=== QUOTED PASSAGE ===

I have to say I'm especially happy with this little 5 x 5 inch painting.  I spread molding paste through a stencil, then painted blue, then rubbed on copper paintstix, then highlighted with with fine gold paint...over the course of several days.  Love the raised texture.

I finished rereading Peter Matthiessen's The Snow Leopard yesterday.  Great book.  Put me in mind again of earlier times in my life when I imagined trekking somewhere, being a wanderer for a while.  In retrospect I realize that my entire adult life was a sort of wander, that I was a vagabond in many ways, and not just creatively.  Searching for myself.  Until I found myself a few years ago, in my current season of life.

Just some of the things I've learned in my wanderings, all contrary to what we were told when I was growing up ~
  • The less I have, the happier I am.
  • The farther away I venture from the mainstream of modern life, the happier and more satisfied I am.
  • The simpler my life is, the happier I am.
  • The more I trust myself, the happier I am.
  • The more I surrender to what is, the more stuff I let go of, the happier I am.
  • The more solitary I am, the happier I am.

Peter Matthiessen, I'm sad to say, died just last month, at 86.

Thursday, May 29, 2014

Wednesday, May 28, 2014

5 X 5 v.4

5 x 5 inch painting on panel, May 2014
I'm having a Late Spring Sale in my Etsy Shop, now through June 6.  Fifteen (15) percent off everything.  Use coupon code LATESPRING15 when you check out.  Discount will automatically be applied to items in your cart.

===

— EXERCISE —
Can you copy the blog post word for word, starting at "Peter Matthiessen, I'm" and ending at "in your cart."?

=== RECORD EXCERPTS ===

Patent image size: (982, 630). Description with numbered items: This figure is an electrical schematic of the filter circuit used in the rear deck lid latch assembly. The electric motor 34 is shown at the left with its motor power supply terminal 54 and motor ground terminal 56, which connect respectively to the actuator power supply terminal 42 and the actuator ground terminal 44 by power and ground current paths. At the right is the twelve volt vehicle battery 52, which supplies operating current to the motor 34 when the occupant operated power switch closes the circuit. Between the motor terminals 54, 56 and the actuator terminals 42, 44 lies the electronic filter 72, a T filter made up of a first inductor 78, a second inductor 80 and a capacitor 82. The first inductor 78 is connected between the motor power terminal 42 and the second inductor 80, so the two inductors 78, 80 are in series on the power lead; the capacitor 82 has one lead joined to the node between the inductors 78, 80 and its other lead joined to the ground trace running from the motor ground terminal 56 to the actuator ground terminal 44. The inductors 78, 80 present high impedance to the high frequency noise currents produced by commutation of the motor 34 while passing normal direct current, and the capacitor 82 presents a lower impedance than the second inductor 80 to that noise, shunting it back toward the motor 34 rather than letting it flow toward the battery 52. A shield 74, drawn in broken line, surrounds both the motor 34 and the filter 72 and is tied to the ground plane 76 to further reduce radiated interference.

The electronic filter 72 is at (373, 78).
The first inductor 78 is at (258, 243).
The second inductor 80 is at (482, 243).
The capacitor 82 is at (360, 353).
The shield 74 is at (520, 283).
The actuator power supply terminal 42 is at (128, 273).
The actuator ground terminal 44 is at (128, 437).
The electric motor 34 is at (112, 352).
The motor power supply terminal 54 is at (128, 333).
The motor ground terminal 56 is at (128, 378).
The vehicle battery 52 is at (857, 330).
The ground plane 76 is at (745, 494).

===

— RESPONSE TO THIS TASK —
Peter Matthiessen, I'm sad to say, died just last month, at 86.

Thursday, May 29, 2014

Wednesday, May 28, 2014

5 X 5 v.4

5 x 5 inch painting on panel, May 2014
I'm having a Late Spring Sale in my Etsy Shop, now through June 6.  Fifteen (15) percent off everything.  Use coupon code LATESPRING15 when you check out.  Discount will automatically be applied to items in your cart.